** AIM OF THE TASK **
Look over the lines below. Report each one that includes the string "label".
########################################
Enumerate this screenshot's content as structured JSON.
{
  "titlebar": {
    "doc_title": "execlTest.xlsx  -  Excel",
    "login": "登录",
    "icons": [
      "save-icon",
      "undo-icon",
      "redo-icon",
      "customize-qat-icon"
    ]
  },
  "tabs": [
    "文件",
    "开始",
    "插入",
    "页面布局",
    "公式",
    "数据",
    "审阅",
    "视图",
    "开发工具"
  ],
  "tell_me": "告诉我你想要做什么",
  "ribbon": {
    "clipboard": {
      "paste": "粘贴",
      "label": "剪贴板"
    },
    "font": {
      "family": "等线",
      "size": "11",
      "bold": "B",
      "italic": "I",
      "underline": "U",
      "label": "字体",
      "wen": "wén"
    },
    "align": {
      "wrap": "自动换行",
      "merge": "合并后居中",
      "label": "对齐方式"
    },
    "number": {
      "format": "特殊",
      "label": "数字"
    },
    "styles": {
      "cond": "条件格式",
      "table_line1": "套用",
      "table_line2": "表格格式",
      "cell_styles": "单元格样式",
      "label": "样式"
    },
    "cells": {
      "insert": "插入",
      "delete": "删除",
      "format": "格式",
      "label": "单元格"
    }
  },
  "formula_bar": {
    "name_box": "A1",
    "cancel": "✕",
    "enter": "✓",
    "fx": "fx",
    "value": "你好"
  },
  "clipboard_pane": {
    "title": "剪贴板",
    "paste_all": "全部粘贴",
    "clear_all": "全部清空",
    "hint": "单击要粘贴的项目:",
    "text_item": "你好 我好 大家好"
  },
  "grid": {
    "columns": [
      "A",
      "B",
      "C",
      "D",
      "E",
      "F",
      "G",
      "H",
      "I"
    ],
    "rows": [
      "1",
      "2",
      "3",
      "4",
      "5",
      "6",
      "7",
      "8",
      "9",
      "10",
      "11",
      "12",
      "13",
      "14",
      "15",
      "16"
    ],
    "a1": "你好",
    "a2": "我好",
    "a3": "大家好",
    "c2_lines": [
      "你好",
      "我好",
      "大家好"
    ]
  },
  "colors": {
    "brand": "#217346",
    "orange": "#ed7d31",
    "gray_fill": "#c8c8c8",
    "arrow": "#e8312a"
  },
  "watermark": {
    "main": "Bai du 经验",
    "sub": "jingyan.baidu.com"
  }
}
########################################
** EXPECTED OUTPUT **
      "label": "剪贴板"
      "label": "字体",
      "label": "对齐方式"
      "label": "数字"
      "label": "样式"
      "label": "单元格"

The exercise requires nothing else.